Data excerpts:
** Start **
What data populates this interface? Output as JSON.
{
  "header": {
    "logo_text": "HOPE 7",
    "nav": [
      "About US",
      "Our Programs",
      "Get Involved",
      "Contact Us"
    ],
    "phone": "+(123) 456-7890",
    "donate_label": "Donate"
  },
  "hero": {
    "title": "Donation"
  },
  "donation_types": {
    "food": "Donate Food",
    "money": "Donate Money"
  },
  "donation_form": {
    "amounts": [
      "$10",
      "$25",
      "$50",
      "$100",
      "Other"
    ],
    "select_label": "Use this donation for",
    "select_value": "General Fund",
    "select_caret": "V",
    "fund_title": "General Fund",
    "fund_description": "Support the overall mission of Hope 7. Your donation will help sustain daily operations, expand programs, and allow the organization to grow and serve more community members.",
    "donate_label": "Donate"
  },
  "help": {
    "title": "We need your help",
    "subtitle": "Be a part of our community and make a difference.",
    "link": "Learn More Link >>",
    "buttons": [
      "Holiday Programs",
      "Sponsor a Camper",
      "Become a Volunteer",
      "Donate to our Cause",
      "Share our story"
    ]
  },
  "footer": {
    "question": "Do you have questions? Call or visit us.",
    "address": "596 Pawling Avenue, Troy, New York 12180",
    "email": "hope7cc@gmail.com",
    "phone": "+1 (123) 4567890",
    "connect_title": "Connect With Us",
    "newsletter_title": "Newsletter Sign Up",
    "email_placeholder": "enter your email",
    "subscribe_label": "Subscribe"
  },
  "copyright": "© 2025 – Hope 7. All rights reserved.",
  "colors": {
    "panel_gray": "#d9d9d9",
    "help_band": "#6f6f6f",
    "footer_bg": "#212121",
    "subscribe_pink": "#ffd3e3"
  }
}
** End **
Short exercise:
Search the data above for the string "this" and copy each line that has it.

Solution to the exercise:
What data populates this interface? Output as JSON.
    "select_label": "Use this donation for",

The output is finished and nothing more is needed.